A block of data
— begin —
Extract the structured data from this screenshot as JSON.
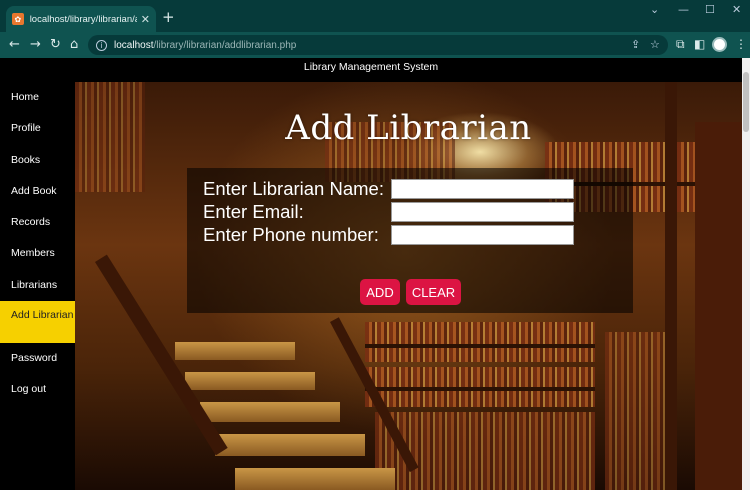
{
  "browser": {
    "tab_title": "localhost/library/librarian/addlib",
    "tab_close": "✕",
    "new_tab": "+",
    "url_host": "localhost",
    "url_path": "/library/librarian/addlibrarian.php",
    "nav": {
      "back": "←",
      "forward": "→",
      "reload": "↻",
      "home": "⌂"
    },
    "window_controls": {
      "chevron": "⌄",
      "minimize": "—",
      "maximize": "☐",
      "close": "✕"
    },
    "toolbar_icons": {
      "share": "⇪",
      "bookmark": "☆",
      "extensions": "⧉",
      "sidebar": "◧",
      "menu": "⋮"
    }
  },
  "header": {
    "title": "Library Management System"
  },
  "sidebar": {
    "items": [
      {
        "label": "Home"
      },
      {
        "label": "Profile"
      },
      {
        "label": "Books"
      },
      {
        "label": "Add Book"
      },
      {
        "label": "Records"
      },
      {
        "label": "Members"
      },
      {
        "label": "Librarians"
      },
      {
        "label": "Add Librarian",
        "active": true
      },
      {
        "label": "Password"
      },
      {
        "label": "Log out"
      }
    ]
  },
  "main": {
    "title": "Add Librarian",
    "form": {
      "name_label": "Enter Librarian Name:",
      "name_value": "",
      "email_label": "Enter Email:",
      "email_value": "",
      "phone_label": "Enter Phone number:",
      "phone_value": "",
      "add_label": "ADD",
      "clear_label": "CLEAR"
    }
  },
  "colors": {
    "accent_active": "#f6d000",
    "button": "#dc1443",
    "chrome_dark": "#063a3a",
    "chrome_toolbar": "#0f5350"
  }
}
— end —
#### Stated task:
Write the lines above out again exactly, without any of their pictures.

#### Task solution:
Extract the structured data from this screenshot as JSON.
{
  "browser": {
    "tab_title": "localhost/library/librarian/addlib",
    "tab_close": "✕",
    "new_tab": "+",
    "url_host": "localhost",
    "url_path": "/library/librarian/addlibrarian.php",
    "nav": {
      "back": "←",
      "forward": "→",
      "reload": "↻",
      "home": "⌂"
    },
    "window_controls": {
      "chevron": "⌄",
      "minimize": "—",
      "maximize": "☐",
      "close": "✕"
    },
    "toolbar_icons": {
      "share": "⇪",
      "bookmark": "☆",
      "extensions": "⧉",
      "sidebar": "◧",
      "menu": "⋮"
    }
  },
  "header": {
    "title": "Library Management System"
  },
  "sidebar": {
    "items": [
      {
        "label": "Home"
      },
      {
        "label": "Profile"
      },
      {
        "label": "Books"
      },
      {
        "label": "Add Book"
      },
      {
        "label": "Records"
      },
      {
        "label": "Members"
      },
      {
        "label": "Librarians"
      },
      {
        "label": "Add Librarian",
        "active": true
      },
      {
        "label": "Password"
      },
      {
        "label": "Log out"
      }
    ]
  },
  "main": {
    "title": "Add Librarian",
    "form": {
      "name_label": "Enter Librarian Name:",
      "name_value": "",
      "email_label": "Enter Email:",
      "email_value": "",
      "phone_label": "Enter Phone number:",
      "phone_value": "",
      "add_label": "ADD",
      "clear_label": "CLEAR"
    }
  },
  "colors": {
    "accent_active": "#f6d000",
    "button": "#dc1443",
    "chrome_dark": "#063a3a",
    "chrome_toolbar": "#0f5350"
  }
}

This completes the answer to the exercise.